Exercise brief:
All material below is to be reproduced exactly.

((

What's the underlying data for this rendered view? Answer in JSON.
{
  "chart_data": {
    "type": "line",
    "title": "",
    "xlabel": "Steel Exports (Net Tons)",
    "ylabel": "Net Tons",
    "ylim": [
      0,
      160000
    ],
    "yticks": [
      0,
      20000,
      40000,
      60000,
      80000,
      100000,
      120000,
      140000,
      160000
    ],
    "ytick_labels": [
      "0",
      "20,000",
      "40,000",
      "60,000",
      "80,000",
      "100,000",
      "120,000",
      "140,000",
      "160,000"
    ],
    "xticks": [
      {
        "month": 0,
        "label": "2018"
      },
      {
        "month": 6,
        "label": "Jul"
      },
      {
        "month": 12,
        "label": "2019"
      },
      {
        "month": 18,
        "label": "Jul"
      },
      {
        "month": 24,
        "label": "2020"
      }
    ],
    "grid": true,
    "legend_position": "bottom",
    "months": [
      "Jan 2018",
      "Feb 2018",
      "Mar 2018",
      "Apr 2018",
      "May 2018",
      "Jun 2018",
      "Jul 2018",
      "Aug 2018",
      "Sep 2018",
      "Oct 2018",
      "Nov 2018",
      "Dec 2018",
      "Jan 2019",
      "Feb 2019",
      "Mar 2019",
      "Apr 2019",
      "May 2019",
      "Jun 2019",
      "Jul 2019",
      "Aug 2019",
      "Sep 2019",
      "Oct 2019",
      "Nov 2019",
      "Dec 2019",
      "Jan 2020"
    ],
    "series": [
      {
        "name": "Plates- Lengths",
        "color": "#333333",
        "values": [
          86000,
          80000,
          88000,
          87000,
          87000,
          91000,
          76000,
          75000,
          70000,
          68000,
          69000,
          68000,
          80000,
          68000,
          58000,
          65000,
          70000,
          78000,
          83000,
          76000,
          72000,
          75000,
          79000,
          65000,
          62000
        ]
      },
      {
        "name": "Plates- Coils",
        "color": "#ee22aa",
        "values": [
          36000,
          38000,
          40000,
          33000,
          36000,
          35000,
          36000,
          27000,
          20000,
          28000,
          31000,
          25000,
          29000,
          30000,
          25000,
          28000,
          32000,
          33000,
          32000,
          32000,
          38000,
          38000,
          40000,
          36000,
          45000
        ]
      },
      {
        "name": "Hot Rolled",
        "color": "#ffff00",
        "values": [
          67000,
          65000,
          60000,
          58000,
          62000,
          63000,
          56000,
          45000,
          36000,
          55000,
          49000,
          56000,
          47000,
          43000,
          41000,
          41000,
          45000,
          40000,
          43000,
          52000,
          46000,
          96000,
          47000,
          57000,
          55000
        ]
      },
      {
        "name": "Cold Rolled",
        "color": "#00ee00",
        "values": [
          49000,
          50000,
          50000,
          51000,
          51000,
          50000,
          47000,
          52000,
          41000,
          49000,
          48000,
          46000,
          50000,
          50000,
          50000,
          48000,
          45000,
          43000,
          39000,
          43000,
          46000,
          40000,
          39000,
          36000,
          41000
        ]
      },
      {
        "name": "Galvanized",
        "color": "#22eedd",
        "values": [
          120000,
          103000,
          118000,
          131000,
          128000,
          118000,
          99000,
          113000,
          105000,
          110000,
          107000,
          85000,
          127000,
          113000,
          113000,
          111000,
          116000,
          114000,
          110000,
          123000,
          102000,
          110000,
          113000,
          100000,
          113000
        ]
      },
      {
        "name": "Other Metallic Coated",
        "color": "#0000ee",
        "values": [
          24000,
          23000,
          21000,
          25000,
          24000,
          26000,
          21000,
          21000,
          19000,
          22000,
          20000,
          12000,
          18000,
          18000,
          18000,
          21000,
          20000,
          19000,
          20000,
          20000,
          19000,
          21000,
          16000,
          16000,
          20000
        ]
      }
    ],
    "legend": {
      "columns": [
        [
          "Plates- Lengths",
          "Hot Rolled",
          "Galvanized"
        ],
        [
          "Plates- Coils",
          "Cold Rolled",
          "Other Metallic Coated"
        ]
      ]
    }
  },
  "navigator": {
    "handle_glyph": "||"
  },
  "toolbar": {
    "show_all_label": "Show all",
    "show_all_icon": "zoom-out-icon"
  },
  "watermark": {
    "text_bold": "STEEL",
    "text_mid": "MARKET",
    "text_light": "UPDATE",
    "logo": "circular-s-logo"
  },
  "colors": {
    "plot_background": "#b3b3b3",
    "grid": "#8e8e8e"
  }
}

))

The reply:
What's the underlying data for this rendered view? Answer in JSON.
{
  "chart_data": {
    "type": "line",
    "title": "",
    "xlabel": "Steel Exports (Net Tons)",
    "ylabel": "Net Tons",
    "ylim": [
      0,
      160000
    ],
    "yticks": [
      0,
      20000,
      40000,
      60000,
      80000,
      100000,
      120000,
      140000,
      160000
    ],
    "ytick_labels": [
      "0",
      "20,000",
      "40,000",
      "60,000",
      "80,000",
      "100,000",
      "120,000",
      "140,000",
      "160,000"
    ],
    "xticks": [
      {
        "month": 0,
        "label": "2018"
      },
      {
        "month": 6,
        "label": "Jul"
      },
      {
        "month": 12,
        "label": "2019"
      },
      {
        "month": 18,
        "label": "Jul"
      },
      {
        "month": 24,
        "label": "2020"
      }
    ],
    "grid": true,
    "legend_position": "bottom",
    "months": [
      "Jan 2018",
      "Feb 2018",
      "Mar 2018",
      "Apr 2018",
      "May 2018",
      "Jun 2018",
      "Jul 2018",
      "Aug 2018",
      "Sep 2018",
      "Oct 2018",
      "Nov 2018",
      "Dec 2018",
      "Jan 2019",
      "Feb 2019",
      "Mar 2019",
      "Apr 2019",
      "May 2019",
      "Jun 2019",
      "Jul 2019",
      "Aug 2019",
      "Sep 2019",
      "Oct 2019",
      "Nov 2019",
      "Dec 2019",
      "Jan 2020"
    ],
    "series": [
      {
        "name": "Plates- Lengths",
        "color": "#333333",
        "values": [
          86000,
          80000,
          88000,
          87000,
          87000,
          91000,
          76000,
          75000,
          70000,
          68000,
          69000,
          68000,
          80000,
          68000,
          58000,
          65000,
          70000,
          78000,
          83000,
          76000,
          72000,
          75000,
          79000,
          65000,
          62000
        ]
      },
      {
        "name": "Plates- Coils",
        "color": "#ee22aa",
        "values": [
          36000,
          38000,
          40000,
          33000,
          36000,
          35000,
          36000,
          27000,
          20000,
          28000,
          31000,
          25000,
          29000,
          30000,
          25000,
          28000,
          32000,
          33000,
          32000,
          32000,
          38000,
          38000,
          40000,
          36000,
          45000
        ]
      },
      {
        "name": "Hot Rolled",
        "color": "#ffff00",
        "values": [
          67000,
          65000,
          60000,
          58000,
          62000,
          63000,
          56000,
          45000,
          36000,
          55000,
          49000,
          56000,
          47000,
          43000,
          41000,
          41000,
          45000,
          40000,
          43000,
          52000,
          46000,
          96000,
          47000,
          57000,
          55000
        ]
      },
      {
        "name": "Cold Rolled",
        "color": "#00ee00",
        "values": [
          49000,
          50000,
          50000,
          51000,
          51000,
          50000,
          47000,
          52000,
          41000,
          49000,
          48000,
          46000,
          50000,
          50000,
          50000,
          48000,
          45000,
          43000,
          39000,
          43000,
          46000,
          40000,
          39000,
          36000,
          41000
        ]
      },
      {
        "name": "Galvanized",
        "color": "#22eedd",
        "values": [
          120000,
          103000,
          118000,
          131000,
          128000,
          118000,
          99000,
          113000,
          105000,
          110000,
          107000,
          85000,
          127000,
          113000,
          113000,
          111000,
          116000,
          114000,
          110000,
          123000,
          102000,
          110000,
          113000,
          100000,
          113000
        ]
      },
      {
        "name": "Other Metallic Coated",
        "color": "#0000ee",
        "values": [
          24000,
          23000,
          21000,
          25000,
          24000,
          26000,
          21000,
          21000,
          19000,
          22000,
          20000,
          12000,
          18000,
          18000,
          18000,
          21000,
          20000,
          19000,
          20000,
          20000,
          19000,
          21000,
          16000,
          16000,
          20000
        ]
      }
    ],
    "legend": {
      "columns": [
        [
          "Plates- Lengths",
          "Hot Rolled",
          "Galvanized"
        ],
        [
          "Plates- Coils",
          "Cold Rolled",
          "Other Metallic Coated"
        ]
      ]
    }
  },
  "navigator": {
    "handle_glyph": "||"
  },
  "toolbar": {
    "show_all_label": "Show all",
    "show_all_icon": "zoom-out-icon"
  },
  "watermark": {
    "text_bold": "STEEL",
    "text_mid": "MARKET",
    "text_light": "UPDATE",
    "logo": "circular-s-logo"
  },
  "colors": {
    "plot_background": "#b3b3b3",
    "grid": "#8e8e8e"
  }
}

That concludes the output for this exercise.